• **Problem**: List every line in this data where the string "plain" occurs.

+===+

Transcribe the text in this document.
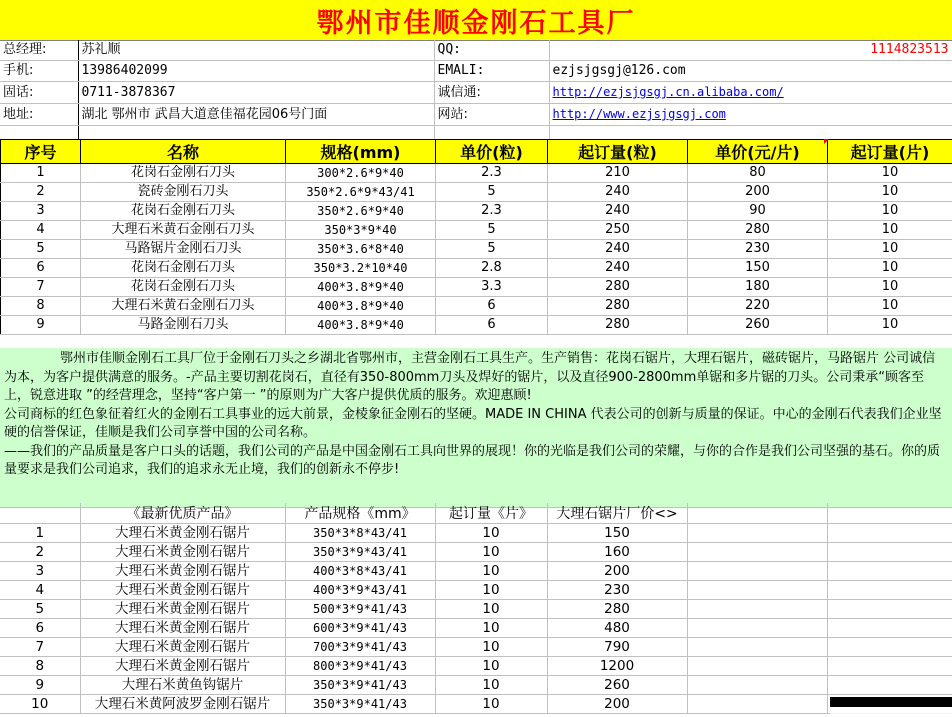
鄂州市佳顺金刚石工具厂
总经理:	苏礼顺	QQ:	1114823513
手机:	13986402099	EMALI:	ezjsjgsgj@126.com
固话:	0711-3878367	诚信通:	http://ezjsjgsgj.cn.alibaba.com/
地址:	湖北 鄂州市 武昌大道意佳福花园06号门面	网站:	http://www.ezjsjgsgj.com

序号	名称	规格(mm)	单价(粒)	起订量(粒)	单价(元/片)	起订量(片)
1	花岗石金刚石刀头	300*2.6*9*40	2.3	210	80	10
2	瓷砖金刚石刀头	350*2.6*9*43/41	5	240	200	10
3	花岗石金刚石刀头	350*2.6*9*40	2.3	240	90	10
4	大理石米黄石金刚石刀头	350*3*9*40	5	250	280	10
5	马路锯片金刚石刀头	350*3.6*8*40	5	240	230	10
6	花岗石金刚石刀头	350*3.2*10*40	2.8	240	150	10
7	花岗石金刚石刀头	400*3.8*9*40	3.3	280	180	10
8	大理石米黄石金刚石刀头	400*3.8*9*40	6	280	220	10
9	马路金刚石刀头	400*3.8*9*40	6	280	260	10

鄂州市佳顺金刚石工具厂位于金刚石刀头之乡湖北省鄂州市，主营金刚石工具生产。生产销售：花岗石锯片，大理石锯片，磁砖锯片，马路锯片 公司诚信为本，为客户提供满意的服务。-产品主要切割花岗石，直径有350-800mm刀头及焊好的锯片，以及直径900-2800mm单锯和多片锯的刀头。公司秉承“顾客至上，锐意进取 ”的经营理念，坚持“客户第一 ”的原则为广大客户提供优质的服务。欢迎惠顾!

公司商标的红色象征着红火的金刚石工具事业的远大前景，金棱象征金刚石的坚硬。MADE IN CHINA 代表公司的创新与质量的保证。中心的金刚石代表我们企业坚硬的信誉保证，佳顺是我们公司享誉中国的公司名称。

——我们的产品质量是客户口头的话题，我们公司的产品是中国金刚石工具向世界的展现！你的光临是我们公司的荣耀，与你的合作是我们公司坚强的基石。你的质量要求是我们公司追求，我们的追求永无止境，我们的创新永不停步!

	《最新优质产品》	产品规格《mm》	起订量《片》	大理石锯片厂价<>		
1	大理石米黄金刚石锯片	350*3*8*43/41	10	150		
2	大理石米黄金刚石锯片	350*3*9*43/41	10	160		
3	大理石米黄金刚石锯片	400*3*8*43/41	10	200		
4	大理石米黄金刚石锯片	400*3*9*43/41	10	230		
5	大理石米黄金刚石锯片	500*3*9*41/43	10	280		
6	大理石米黄金刚石锯片	600*3*9*41/43	10	480		
7	大理石米黄金刚石锯片	700*3*9*41/43	10	790		
8	大理石米黄金刚石锯片	800*3*9*41/43	10	1200		
9	大理石米黄鱼钩锯片	350*3*9*41/43	10	260		
10	大理石米黄阿波罗金刚石锯片	350*3*9*41/43	10	200		
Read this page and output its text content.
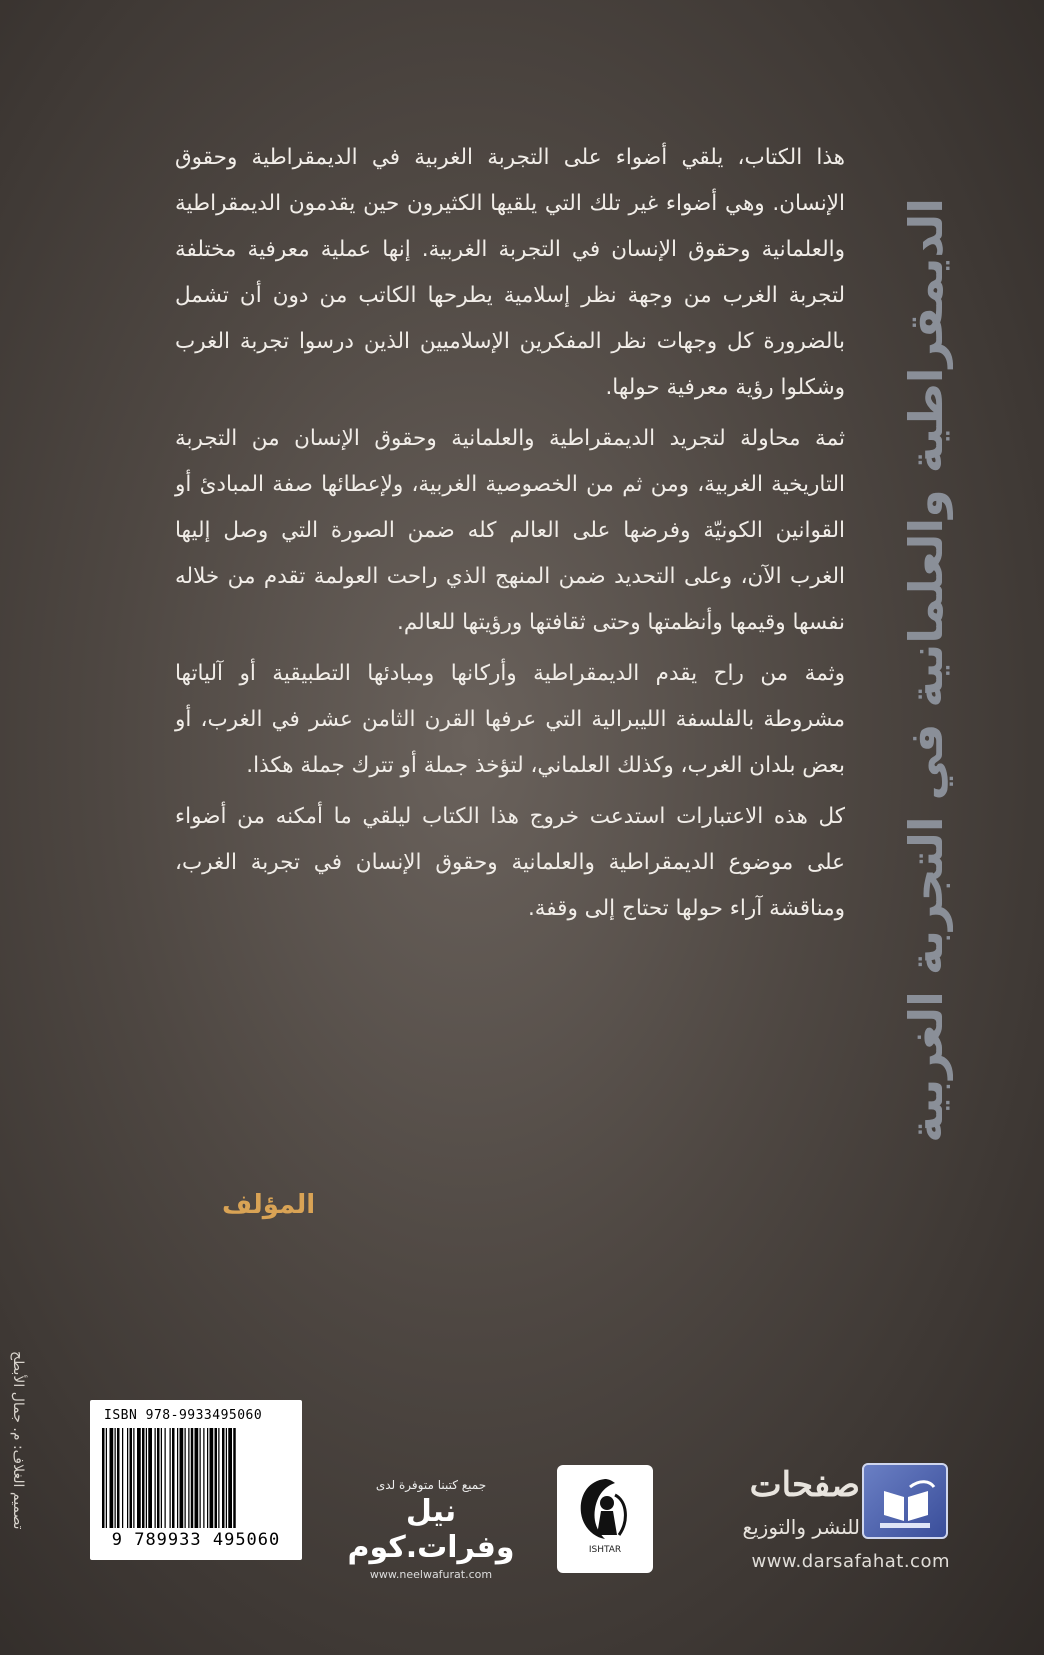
الديمقراطية والعلمانية في التجربة الغربية

هذا الكتاب، يلقي أضواء على التجربة الغربية في الديمقراطية وحقوق الإنسان. وهي أضواء غير تلك التي يلقيها الكثيرون حين يقدمون الديمقراطية والعلمانية وحقوق الإنسان في التجربة الغربية. إنها عملية معرفية مختلفة لتجربة الغرب من وجهة نظر إسلامية يطرحها الكاتب من دون أن تشمل بالضرورة كل وجهات نظر المفكرين الإسلاميين الذين درسوا تجربة الغرب وشكلوا رؤية معرفية حولها.

ثمة محاولة لتجريد الديمقراطية والعلمانية وحقوق الإنسان من التجربة التاريخية الغربية، ومن ثم من الخصوصية الغربية، ولإعطائها صفة المبادئ أو القوانين الكونيّة وفرضها على العالم كله ضمن الصورة التي وصل إليها الغرب الآن، وعلى التحديد ضمن المنهج الذي راحت العولمة تقدم من خلاله نفسها وقيمها وأنظمتها وحتى ثقافتها ورؤيتها للعالم.

وثمة من راح يقدم الديمقراطية وأركانها ومبادئها التطبيقية أو آلياتها مشروطة بالفلسفة الليبرالية التي عرفها القرن الثامن عشر في الغرب، أو بعض بلدان الغرب، وكذلك العلماني، لتؤخذ جملة أو تترك جملة هكذا.

كل هذه الاعتبارات استدعت خروج هذا الكتاب ليلقي ما أمكنه من أضواء على موضوع الديمقراطية والعلمانية وحقوق الإنسان في تجربة الغرب، ومناقشة آراء حولها تحتاج إلى وقفة.

المؤلف
تصميم الغلاف: م. جمال الأبطح	ISBN 978-9933495060
9 789933 495060
جميع كتبنا متوفرة لدى
نيل وفرات.كوم
www.neelwafurat.com
ISHTAR
صفحات
للنشر والتوزيع
www.darsafahat.com
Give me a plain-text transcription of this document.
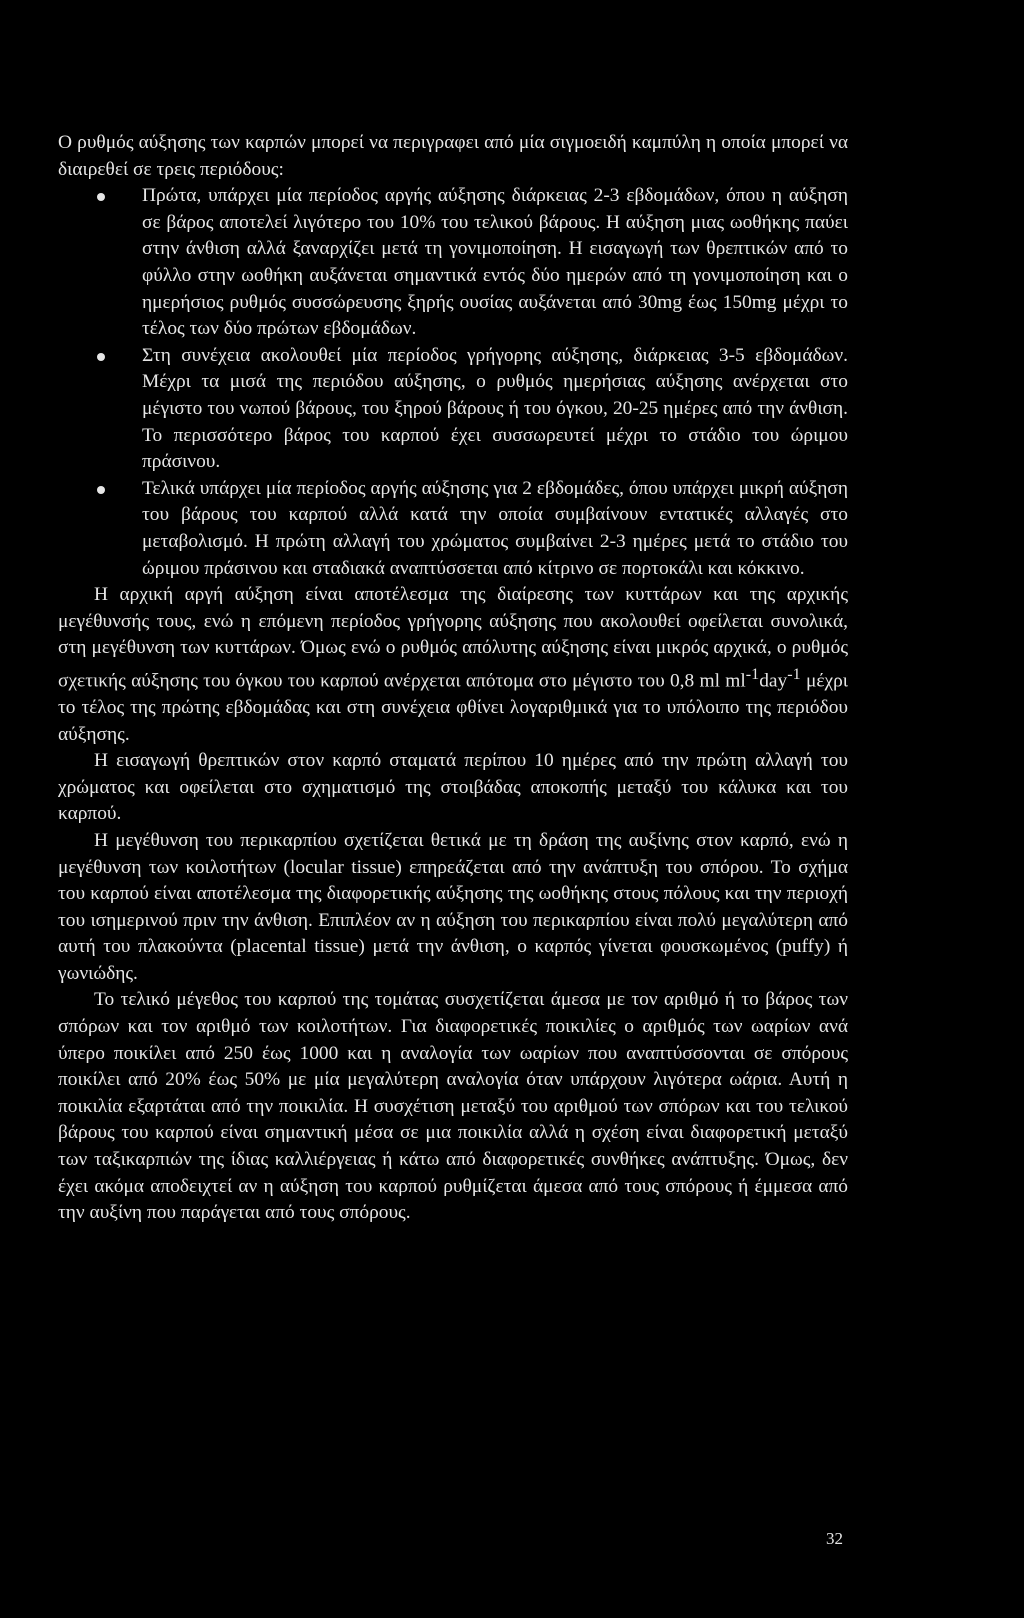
Ο ρυθμός αύξησης των καρπών μπορεί να περιγραφει από μία σιγμοειδή καμπύλη η οποία μπορεί να διαιρεθεί σε τρεις περιόδους:

Πρώτα, υπάρχει μία περίοδος αργής αύξησης διάρκειας 2-3 εβδομάδων, όπου η αύξηση σε βάρος αποτελεί λιγότερο του 10% του τελικού βάρους. Η αύξηση μιας ωοθήκης παύει στην άνθιση αλλά ξαναρχίζει μετά τη γονιμοποίηση. Η εισαγωγή των θρεπτικών από το φύλλο στην ωοθήκη αυξάνεται σημαντικά εντός δύο ημερών από τη γονιμοποίηση και ο ημερήσιος ρυθμός συσσώρευσης ξηρής ουσίας αυξάνεται από 30mg έως 150mg μέχρι το τέλος των δύο πρώτων εβδομάδων.
Στη συνέχεια ακολουθεί μία περίοδος γρήγορης αύξησης, διάρκειας 3-5 εβδομάδων. Μέχρι τα μισά της περιόδου αύξησης, ο ρυθμός ημερήσιας αύξησης ανέρχεται στο μέγιστο του νωπού βάρους, του ξηρού βάρους ή του όγκου, 20-25 ημέρες από την άνθιση. Το περισσότερο βάρος του καρπού έχει συσσωρευτεί μέχρι το στάδιο του ώριμου πράσινου.
Τελικά υπάρχει μία περίοδος αργής αύξησης για 2 εβδομάδες, όπου υπάρχει μικρή αύξηση του βάρους του καρπού αλλά κατά την οποία συμβαίνουν εντατικές αλλαγές στο μεταβολισμό. Η πρώτη αλλαγή του χρώματος συμβαίνει 2-3 ημέρες μετά το στάδιο του ώριμου πράσινου και σταδιακά αναπτύσσεται από κίτρινο σε πορτοκάλι και κόκκινο.

Η αρχική αργή αύξηση είναι αποτέλεσμα της διαίρεσης των κυττάρων και της αρχικής μεγέθυνσής τους, ενώ η επόμενη περίοδος γρήγορης αύξησης που ακολουθεί οφείλεται συνολικά, στη μεγέθυνση των κυττάρων. Όμως ενώ ο ρυθμός απόλυτης αύξησης είναι μικρός αρχικά, ο ρυθμός σχετικής αύξησης του όγκου του καρπού ανέρχεται απότομα στο μέγιστο του 0,8 ml $ml^{-1}day^{-1}$ μέχρι το τέλος της πρώτης εβδομάδας και στη συνέχεια φθίνει λογαριθμικά για το υπόλοιπο της περιόδου αύξησης.

Η εισαγωγή θρεπτικών στον καρπό σταματά περίπου 10 ημέρες από την πρώτη αλλαγή του χρώματος και οφείλεται στο σχηματισμό της στοιβάδας αποκοπής μεταξύ του κάλυκα και του καρπού.

Η μεγέθυνση του περικαρπίου σχετίζεται θετικά με τη δράση της αυξίνης στον καρπό, ενώ η μεγέθυνση των κοιλοτήτων (locular tissue) επηρεάζεται από την ανάπτυξη του σπόρου. Το σχήμα του καρπού είναι αποτέλεσμα της διαφορετικής αύξησης της ωοθήκης στους πόλους και την περιοχή του ισημερινού πριν την άνθιση. Επιπλέον αν η αύξηση του περικαρπίου είναι πολύ μεγαλύτερη από αυτή του πλακούντα (placental tissue) μετά την άνθιση, ο καρπός γίνεται φουσκωμένος (puffy) ή γωνιώδης.

Το τελικό μέγεθος του καρπού της τομάτας συσχετίζεται άμεσα με τον αριθμό ή το βάρος των σπόρων και τον αριθμό των κοιλοτήτων. Για διαφορετικές ποικιλίες ο αριθμός των ωαρίων ανά ύπερο ποικίλει από 250 έως 1000 και η αναλογία των ωαρίων που αναπτύσσονται σε σπόρους ποικίλει από 20% έως 50% με μία μεγαλύτερη αναλογία όταν υπάρχουν λιγότερα ωάρια. Αυτή η ποικιλία εξαρτάται από την ποικιλία. Η συσχέτιση μεταξύ του αριθμού των σπόρων και του τελικού βάρους του καρπού είναι σημαντική μέσα σε μια ποικιλία αλλά η σχέση είναι διαφορετική μεταξύ των ταξικαρπιών της ίδιας καλλιέργειας ή κάτω από διαφορετικές συνθήκες ανάπτυξης. Όμως, δεν έχει ακόμα αποδειχτεί αν η αύξηση του καρπού ρυθμίζεται άμεσα από τους σπόρους ή έμμεσα από την αυξίνη που παράγεται από τους σπόρους.

32
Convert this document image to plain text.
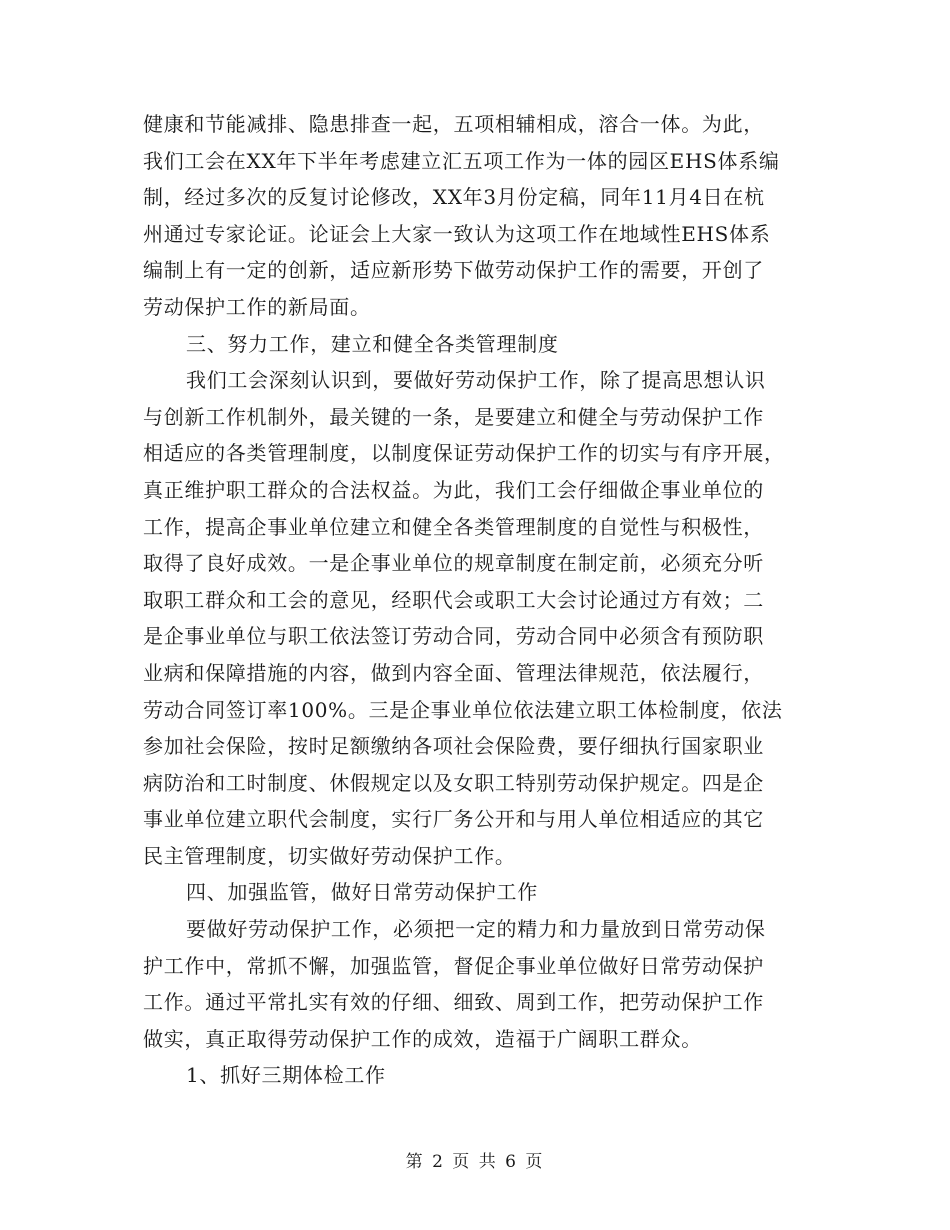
健康和节能减排、隐患排查一起，五项相辅相成，溶合一体。为此，
我们工会在XX年下半年考虑建立汇五项工作为一体的园区EHS体系编
制，经过多次的反复讨论修改，XX年3月份定稿，同年11月4日在杭
州通过专家论证。论证会上大家一致认为这项工作在地域性EHS体系
编制上有一定的创新，适应新形势下做劳动保护工作的需要，开创了
劳动保护工作的新局面。
三、努力工作，建立和健全各类管理制度
我们工会深刻认识到，要做好劳动保护工作，除了提高思想认识
与创新工作机制外，最关键的一条，是要建立和健全与劳动保护工作
相适应的各类管理制度，以制度保证劳动保护工作的切实与有序开展，
真正维护职工群众的合法权益。为此，我们工会仔细做企事业单位的
工作，提高企事业单位建立和健全各类管理制度的自觉性与积极性，
取得了良好成效。一是企事业单位的规章制度在制定前，必须充分听
取职工群众和工会的意见，经职代会或职工大会讨论通过方有效；二
是企事业单位与职工依法签订劳动合同，劳动合同中必须含有预防职
业病和保障措施的内容，做到内容全面、管理法律规范，依法履行，
劳动合同签订率100%。三是企事业单位依法建立职工体检制度，依法
参加社会保险，按时足额缴纳各项社会保险费，要仔细执行国家职业
病防治和工时制度、休假规定以及女职工特别劳动保护规定。四是企
事业单位建立职代会制度，实行厂务公开和与用人单位相适应的其它
民主管理制度，切实做好劳动保护工作。
四、加强监管，做好日常劳动保护工作
要做好劳动保护工作，必须把一定的精力和力量放到日常劳动保
护工作中，常抓不懈，加强监管，督促企事业单位做好日常劳动保护
工作。通过平常扎实有效的仔细、细致、周到工作，把劳动保护工作
做实，真正取得劳动保护工作的成效，造福于广阔职工群众。
1、抓好三期体检工作
第 2 页 共 6 页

+===+

• **Response to the exercise**:
Give me a plain-text transcription of this document.
Convert this document image to plain text.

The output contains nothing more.